EXERCISE GOAL
Transcribe the part of the ElasticVectorSearch issue thread below, starting at "sergerdn · 2023-04-06T15:53:52Z" and ending at "entirely new code?".

Can not overwrite docs in ElasticVectorSearch as Pinecone do #2484

firezym · 2023-04-06T10:24:28Z

If index already exists or any doc inside it, I can not update the index or add more docs to it. for example:
docsearch = ElasticVectorSearch.from_texts(texts=texts[0:10], ids=ids[0:10], embedding=embedding, elasticsearch_url=f"http://elastic:{ELASTIC_PASSWORD}@localhost:9200", index_name="test")

Get an error: BadRequestError: BadRequestError(400, 'resource_already_exists_exception', 'index [test/v_Ahq4NSS2aWm2_gLNUtpQ] already exists')

sergerdn · 2023-04-06T15:53:52Z

@firezym

Please provide me with your full code for reproducing errors, including the code for inserting data into Elastic Search. Did this error occur after a library upgrade or is it an entirely new code?

Dataset entries
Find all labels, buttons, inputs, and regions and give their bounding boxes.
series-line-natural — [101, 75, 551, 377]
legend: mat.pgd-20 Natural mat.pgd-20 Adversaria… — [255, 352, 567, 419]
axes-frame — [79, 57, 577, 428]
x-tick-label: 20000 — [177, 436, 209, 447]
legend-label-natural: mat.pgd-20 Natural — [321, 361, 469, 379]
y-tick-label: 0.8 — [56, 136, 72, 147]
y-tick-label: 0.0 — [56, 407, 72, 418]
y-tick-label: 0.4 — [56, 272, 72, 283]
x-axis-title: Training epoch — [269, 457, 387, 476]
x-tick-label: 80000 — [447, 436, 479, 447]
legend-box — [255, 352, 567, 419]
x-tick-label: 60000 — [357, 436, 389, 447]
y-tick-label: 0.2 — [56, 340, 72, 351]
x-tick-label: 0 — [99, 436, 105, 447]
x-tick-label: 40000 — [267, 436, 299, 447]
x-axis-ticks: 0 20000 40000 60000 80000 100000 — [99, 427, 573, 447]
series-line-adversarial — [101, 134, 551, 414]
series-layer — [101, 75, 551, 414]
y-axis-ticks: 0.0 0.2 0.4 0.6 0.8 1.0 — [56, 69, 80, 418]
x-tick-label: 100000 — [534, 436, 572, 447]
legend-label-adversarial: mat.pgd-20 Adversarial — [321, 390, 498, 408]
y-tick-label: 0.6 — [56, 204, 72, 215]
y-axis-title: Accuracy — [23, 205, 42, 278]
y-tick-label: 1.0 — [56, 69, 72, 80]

THE OUTPUT
sergerdn · 2023-04-06T15:53:52Z

@firezym

Please provide me with your full code for reproducing errors, including the code for inserting data into Elastic Search. Did this error occur after a library upgrade or is it an entirely new code?